WORK TO BE COMPLETED ::
Repeat the records below exactly, leaving out any pictures.
+---+
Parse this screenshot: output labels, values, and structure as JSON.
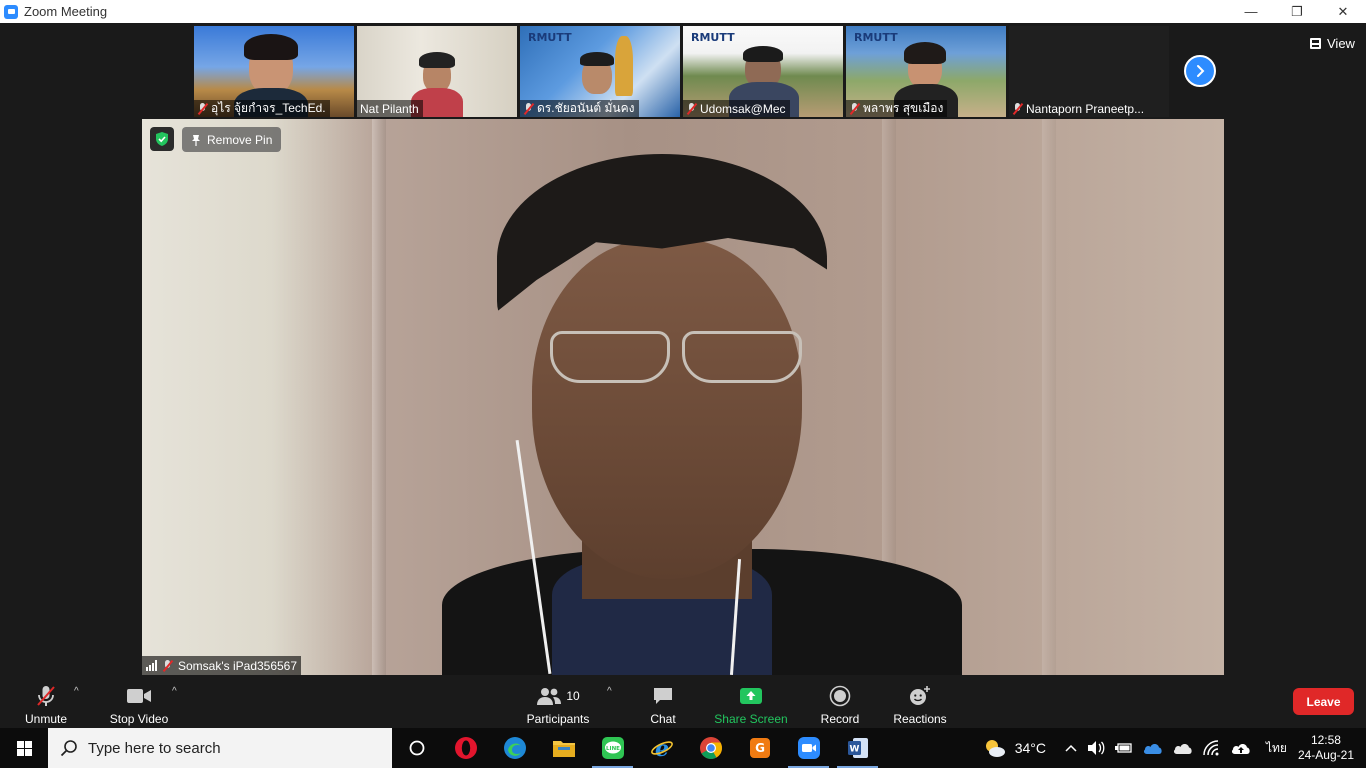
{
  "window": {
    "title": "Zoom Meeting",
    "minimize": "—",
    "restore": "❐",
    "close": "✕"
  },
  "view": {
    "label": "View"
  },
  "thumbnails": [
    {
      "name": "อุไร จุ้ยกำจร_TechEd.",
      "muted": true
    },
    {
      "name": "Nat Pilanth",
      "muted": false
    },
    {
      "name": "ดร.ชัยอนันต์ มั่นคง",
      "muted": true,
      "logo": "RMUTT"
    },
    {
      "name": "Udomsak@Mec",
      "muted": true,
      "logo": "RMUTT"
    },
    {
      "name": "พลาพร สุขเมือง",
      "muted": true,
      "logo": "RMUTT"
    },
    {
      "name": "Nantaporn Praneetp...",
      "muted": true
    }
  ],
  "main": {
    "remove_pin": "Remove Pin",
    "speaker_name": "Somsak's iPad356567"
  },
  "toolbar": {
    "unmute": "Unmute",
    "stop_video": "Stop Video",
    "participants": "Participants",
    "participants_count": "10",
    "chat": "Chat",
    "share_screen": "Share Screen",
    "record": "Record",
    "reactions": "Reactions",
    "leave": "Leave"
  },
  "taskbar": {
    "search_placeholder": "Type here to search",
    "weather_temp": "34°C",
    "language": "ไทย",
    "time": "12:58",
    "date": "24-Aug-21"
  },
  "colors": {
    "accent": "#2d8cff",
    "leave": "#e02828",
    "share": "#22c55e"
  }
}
+---+
RESULT FOR THIS TASK ::
Parse this screenshot: output labels, values, and structure as JSON.
{
  "window": {
    "title": "Zoom Meeting",
    "minimize": "—",
    "restore": "❐",
    "close": "✕"
  },
  "view": {
    "label": "View"
  },
  "thumbnails": [
    {
      "name": "อุไร จุ้ยกำจร_TechEd.",
      "muted": true
    },
    {
      "name": "Nat Pilanth",
      "muted": false
    },
    {
      "name": "ดร.ชัยอนันต์ มั่นคง",
      "muted": true,
      "logo": "RMUTT"
    },
    {
      "name": "Udomsak@Mec",
      "muted": true,
      "logo": "RMUTT"
    },
    {
      "name": "พลาพร สุขเมือง",
      "muted": true,
      "logo": "RMUTT"
    },
    {
      "name": "Nantaporn Praneetp...",
      "muted": true
    }
  ],
  "main": {
    "remove_pin": "Remove Pin",
    "speaker_name": "Somsak's iPad356567"
  },
  "toolbar": {
    "unmute": "Unmute",
    "stop_video": "Stop Video",
    "participants": "Participants",
    "participants_count": "10",
    "chat": "Chat",
    "share_screen": "Share Screen",
    "record": "Record",
    "reactions": "Reactions",
    "leave": "Leave"
  },
  "taskbar": {
    "search_placeholder": "Type here to search",
    "weather_temp": "34°C",
    "language": "ไทย",
    "time": "12:58",
    "date": "24-Aug-21"
  },
  "colors": {
    "accent": "#2d8cff",
    "leave": "#e02828",
    "share": "#22c55e"
  }
}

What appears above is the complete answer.